What to work on — Write each line out exactly, leaving none out.
• • • • • • •
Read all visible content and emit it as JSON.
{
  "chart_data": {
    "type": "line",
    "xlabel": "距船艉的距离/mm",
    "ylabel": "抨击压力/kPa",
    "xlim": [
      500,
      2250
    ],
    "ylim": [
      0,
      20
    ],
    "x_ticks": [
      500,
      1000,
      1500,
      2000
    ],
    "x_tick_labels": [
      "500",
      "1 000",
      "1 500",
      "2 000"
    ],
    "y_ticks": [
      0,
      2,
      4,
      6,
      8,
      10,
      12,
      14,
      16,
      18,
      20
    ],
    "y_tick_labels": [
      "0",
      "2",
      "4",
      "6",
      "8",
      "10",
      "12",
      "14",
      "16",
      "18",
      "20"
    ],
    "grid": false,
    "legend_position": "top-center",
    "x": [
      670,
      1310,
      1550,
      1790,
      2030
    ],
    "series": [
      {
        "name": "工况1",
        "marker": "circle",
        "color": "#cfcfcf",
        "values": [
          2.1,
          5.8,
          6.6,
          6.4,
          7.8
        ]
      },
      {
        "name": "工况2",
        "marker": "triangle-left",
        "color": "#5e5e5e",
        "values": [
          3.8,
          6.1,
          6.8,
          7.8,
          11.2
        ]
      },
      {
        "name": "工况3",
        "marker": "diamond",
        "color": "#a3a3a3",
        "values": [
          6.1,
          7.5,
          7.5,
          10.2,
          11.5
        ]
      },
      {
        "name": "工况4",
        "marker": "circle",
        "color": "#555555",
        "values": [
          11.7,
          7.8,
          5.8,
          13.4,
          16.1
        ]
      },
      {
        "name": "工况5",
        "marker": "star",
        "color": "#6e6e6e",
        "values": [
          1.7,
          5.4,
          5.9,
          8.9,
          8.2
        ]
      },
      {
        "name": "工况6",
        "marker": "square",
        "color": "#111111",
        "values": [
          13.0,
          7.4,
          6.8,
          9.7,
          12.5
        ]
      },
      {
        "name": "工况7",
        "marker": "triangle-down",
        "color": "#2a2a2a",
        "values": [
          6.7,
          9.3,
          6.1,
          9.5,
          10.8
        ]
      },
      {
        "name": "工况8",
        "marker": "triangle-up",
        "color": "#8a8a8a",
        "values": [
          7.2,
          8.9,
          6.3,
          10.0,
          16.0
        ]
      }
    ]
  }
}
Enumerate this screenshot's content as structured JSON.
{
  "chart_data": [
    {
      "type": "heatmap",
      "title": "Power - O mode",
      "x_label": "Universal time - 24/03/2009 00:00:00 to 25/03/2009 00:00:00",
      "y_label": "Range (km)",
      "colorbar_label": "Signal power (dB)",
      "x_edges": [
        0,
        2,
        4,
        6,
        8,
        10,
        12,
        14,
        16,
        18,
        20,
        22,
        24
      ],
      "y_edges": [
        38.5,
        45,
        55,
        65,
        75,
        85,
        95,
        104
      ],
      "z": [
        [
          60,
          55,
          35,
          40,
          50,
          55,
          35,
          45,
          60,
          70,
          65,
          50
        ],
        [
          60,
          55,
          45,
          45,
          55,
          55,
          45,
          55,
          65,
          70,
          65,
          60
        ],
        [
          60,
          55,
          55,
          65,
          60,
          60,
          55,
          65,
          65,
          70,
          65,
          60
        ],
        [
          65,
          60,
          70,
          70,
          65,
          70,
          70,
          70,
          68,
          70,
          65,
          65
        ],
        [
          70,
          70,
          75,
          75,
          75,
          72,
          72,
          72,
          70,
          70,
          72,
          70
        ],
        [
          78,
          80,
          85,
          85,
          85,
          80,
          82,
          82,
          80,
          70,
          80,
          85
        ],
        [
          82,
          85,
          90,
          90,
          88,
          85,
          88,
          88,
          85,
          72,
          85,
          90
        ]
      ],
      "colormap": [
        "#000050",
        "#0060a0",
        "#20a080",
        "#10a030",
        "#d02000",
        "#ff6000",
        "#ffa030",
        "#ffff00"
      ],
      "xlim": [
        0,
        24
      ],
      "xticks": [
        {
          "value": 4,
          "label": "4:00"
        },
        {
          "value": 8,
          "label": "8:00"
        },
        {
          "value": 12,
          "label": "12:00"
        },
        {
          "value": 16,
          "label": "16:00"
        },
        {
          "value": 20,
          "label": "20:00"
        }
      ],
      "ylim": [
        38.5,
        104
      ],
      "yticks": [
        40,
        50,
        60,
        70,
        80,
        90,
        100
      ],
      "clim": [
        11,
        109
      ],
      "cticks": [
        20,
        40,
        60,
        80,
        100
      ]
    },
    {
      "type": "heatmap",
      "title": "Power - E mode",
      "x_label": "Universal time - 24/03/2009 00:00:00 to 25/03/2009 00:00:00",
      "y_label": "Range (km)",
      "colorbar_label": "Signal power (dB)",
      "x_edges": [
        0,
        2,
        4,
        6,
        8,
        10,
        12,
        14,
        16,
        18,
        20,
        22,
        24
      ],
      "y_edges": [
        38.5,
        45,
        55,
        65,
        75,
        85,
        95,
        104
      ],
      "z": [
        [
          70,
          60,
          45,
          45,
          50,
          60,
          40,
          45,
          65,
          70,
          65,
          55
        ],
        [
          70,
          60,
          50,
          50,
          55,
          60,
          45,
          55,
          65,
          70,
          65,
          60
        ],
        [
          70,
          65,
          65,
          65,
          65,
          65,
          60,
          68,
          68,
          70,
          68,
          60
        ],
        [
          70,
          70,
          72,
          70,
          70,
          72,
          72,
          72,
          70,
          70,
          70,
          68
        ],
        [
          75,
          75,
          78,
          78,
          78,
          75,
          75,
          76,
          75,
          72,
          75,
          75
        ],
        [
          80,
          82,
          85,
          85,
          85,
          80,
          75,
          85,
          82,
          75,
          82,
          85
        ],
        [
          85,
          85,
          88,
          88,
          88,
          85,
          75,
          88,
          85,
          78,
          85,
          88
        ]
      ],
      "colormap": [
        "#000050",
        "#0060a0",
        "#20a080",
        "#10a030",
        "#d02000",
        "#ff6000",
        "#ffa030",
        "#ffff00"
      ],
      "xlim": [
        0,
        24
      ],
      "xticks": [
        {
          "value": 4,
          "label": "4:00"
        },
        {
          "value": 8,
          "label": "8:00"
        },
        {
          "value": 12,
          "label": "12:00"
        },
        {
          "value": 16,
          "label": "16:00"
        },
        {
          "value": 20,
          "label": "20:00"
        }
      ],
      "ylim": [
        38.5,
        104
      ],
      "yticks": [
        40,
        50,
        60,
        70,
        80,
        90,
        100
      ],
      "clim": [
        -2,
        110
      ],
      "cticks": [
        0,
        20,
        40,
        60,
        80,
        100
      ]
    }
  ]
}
• • • • • • •
Complete output —
Read all visible content and emit it as JSON.
{
  "chart_data": {
    "type": "line",
    "xlabel": "距船艉的距离/mm",
    "ylabel": "抨击压力/kPa",
    "xlim": [
      500,
      2250
    ],
    "ylim": [
      0,
      20
    ],
    "x_ticks": [
      500,
      1000,
      1500,
      2000
    ],
    "x_tick_labels": [
      "500",
      "1 000",
      "1 500",
      "2 000"
    ],
    "y_ticks": [
      0,
      2,
      4,
      6,
      8,
      10,
      12,
      14,
      16,
      18,
      20
    ],
    "y_tick_labels": [
      "0",
      "2",
      "4",
      "6",
      "8",
      "10",
      "12",
      "14",
      "16",
      "18",
      "20"
    ],
    "grid": false,
    "legend_position": "top-center",
    "x": [
      670,
      1310,
      1550,
      1790,
      2030
    ],
    "series": [
      {
        "name": "工况1",
        "marker": "circle",
        "color": "#cfcfcf",
        "values": [
          2.1,
          5.8,
          6.6,
          6.4,
          7.8
        ]
      },
      {
        "name": "工况2",
        "marker": "triangle-left",
        "color": "#5e5e5e",
        "values": [
          3.8,
          6.1,
          6.8,
          7.8,
          11.2
        ]
      },
      {
        "name": "工况3",
        "marker": "diamond",
        "color": "#a3a3a3",
        "values": [
          6.1,
          7.5,
          7.5,
          10.2,
          11.5
        ]
      },
      {
        "name": "工况4",
        "marker": "circle",
        "color": "#555555",
        "values": [
          11.7,
          7.8,
          5.8,
          13.4,
          16.1
        ]
      },
      {
        "name": "工况5",
        "marker": "star",
        "color": "#6e6e6e",
        "values": [
          1.7,
          5.4,
          5.9,
          8.9,
          8.2
        ]
      },
      {
        "name": "工况6",
        "marker": "square",
        "color": "#111111",
        "values": [
          13.0,
          7.4,
          6.8,
          9.7,
          12.5
        ]
      },
      {
        "name": "工况7",
        "marker": "triangle-down",
        "color": "#2a2a2a",
        "values": [
          6.7,
          9.3,
          6.1,
          9.5,
          10.8
        ]
      },
      {
        "name": "工况8",
        "marker": "triangle-up",
        "color": "#8a8a8a",
        "values": [
          7.2,
          8.9,
          6.3,
          10.0,
          16.0
        ]
      }
    ]
  }
}
Enumerate this screenshot's content as structured JSON.
{
  "chart_data": [
    {
      "type": "heatmap",
      "title": "Power - O mode",
      "x_label": "Universal time - 24/03/2009 00:00:00 to 25/03/2009 00:00:00",
      "y_label": "Range (km)",
      "colorbar_label": "Signal power (dB)",
      "x_edges": [
        0,
        2,
        4,
        6,
        8,
        10,
        12,
        14,
        16,
        18,
        20,
        22,
        24
      ],
      "y_edges": [
        38.5,
        45,
        55,
        65,
        75,
        85,
        95,
        104
      ],
      "z": [
        [
          60,
          55,
          35,
          40,
          50,
          55,
          35,
          45,
          60,
          70,
          65,
          50
        ],
        [
          60,
          55,
          45,
          45,
          55,
          55,
          45,
          55,
          65,
          70,
          65,
          60
        ],
        [
          60,
          55,
          55,
          65,
          60,
          60,
          55,
          65,
          65,
          70,
          65,
          60
        ],
        [
          65,
          60,
          70,
          70,
          65,
          70,
          70,
          70,
          68,
          70,
          65,
          65
        ],
        [
          70,
          70,
          75,
          75,
          75,
          72,
          72,
          72,
          70,
          70,
          72,
          70
        ],
        [
          78,
          80,
          85,
          85,
          85,
          80,
          82,
          82,
          80,
          70,
          80,
          85
        ],
        [
          82,
          85,
          90,
          90,
          88,
          85,
          88,
          88,
          85,
          72,
          85,
          90
        ]
      ],
      "colormap": [
        "#000050",
        "#0060a0",
        "#20a080",
        "#10a030",
        "#d02000",
        "#ff6000",
        "#ffa030",
        "#ffff00"
      ],
      "xlim": [
        0,
        24
      ],
      "xticks": [
        {
          "value": 4,
          "label": "4:00"
        },
        {
          "value": 8,
          "label": "8:00"
        },
        {
          "value": 12,
          "label": "12:00"
        },
        {
          "value": 16,
          "label": "16:00"
        },
        {
          "value": 20,
          "label": "20:00"
        }
      ],
      "ylim": [
        38.5,
        104
      ],
      "yticks": [
        40,
        50,
        60,
        70,
        80,
        90,
        100
      ],
      "clim": [
        11,
        109
      ],
      "cticks": [
        20,
        40,
        60,
        80,
        100
      ]
    },
    {
      "type": "heatmap",
      "title": "Power - E mode",
      "x_label": "Universal time - 24/03/2009 00:00:00 to 25/03/2009 00:00:00",
      "y_label": "Range (km)",
      "colorbar_label": "Signal power (dB)",
      "x_edges": [
        0,
        2,
        4,
        6,
        8,
        10,
        12,
        14,
        16,
        18,
        20,
        22,
        24
      ],
      "y_edges": [
        38.5,
        45,
        55,
        65,
        75,
        85,
        95,
        104
      ],
      "z": [
        [
          70,
          60,
          45,
          45,
          50,
          60,
          40,
          45,
          65,
          70,
          65,
          55
        ],
        [
          70,
          60,
          50,
          50,
          55,
          60,
          45,
          55,
          65,
          70,
          65,
          60
        ],
        [
          70,
          65,
          65,
          65,
          65,
          65,
          60,
          68,
          68,
          70,
          68,
          60
        ],
        [
          70,
          70,
          72,
          70,
          70,
          72,
          72,
          72,
          70,
          70,
          70,
          68
        ],
        [
          75,
          75,
          78,
          78,
          78,
          75,
          75,
          76,
          75,
          72,
          75,
          75
        ],
        [
          80,
          82,
          85,
          85,
          85,
          80,
          75,
          85,
          82,
          75,
          82,
          85
        ],
        [
          85,
          85,
          88,
          88,
          88,
          85,
          75,
          88,
          85,
          78,
          85,
          88
        ]
      ],
      "colormap": [
        "#000050",
        "#0060a0",
        "#20a080",
        "#10a030",
        "#d02000",
        "#ff6000",
        "#ffa030",
        "#ffff00"
      ],
      "xlim": [
        0,
        24
      ],
      "xticks": [
        {
          "value": 4,
          "label": "4:00"
        },
        {
          "value": 8,
          "label": "8:00"
        },
        {
          "value": 12,
          "label": "12:00"
        },
        {
          "value": 16,
          "label": "16:00"
        },
        {
          "value": 20,
          "label": "20:00"
        }
      ],
      "ylim": [
        38.5,
        104
      ],
      "yticks": [
        40,
        50,
        60,
        70,
        80,
        90,
        100
      ],
      "clim": [
        -2,
        110
      ],
      "cticks": [
        0,
        20,
        40,
        60,
        80,
        100
      ]
    }
  ]
}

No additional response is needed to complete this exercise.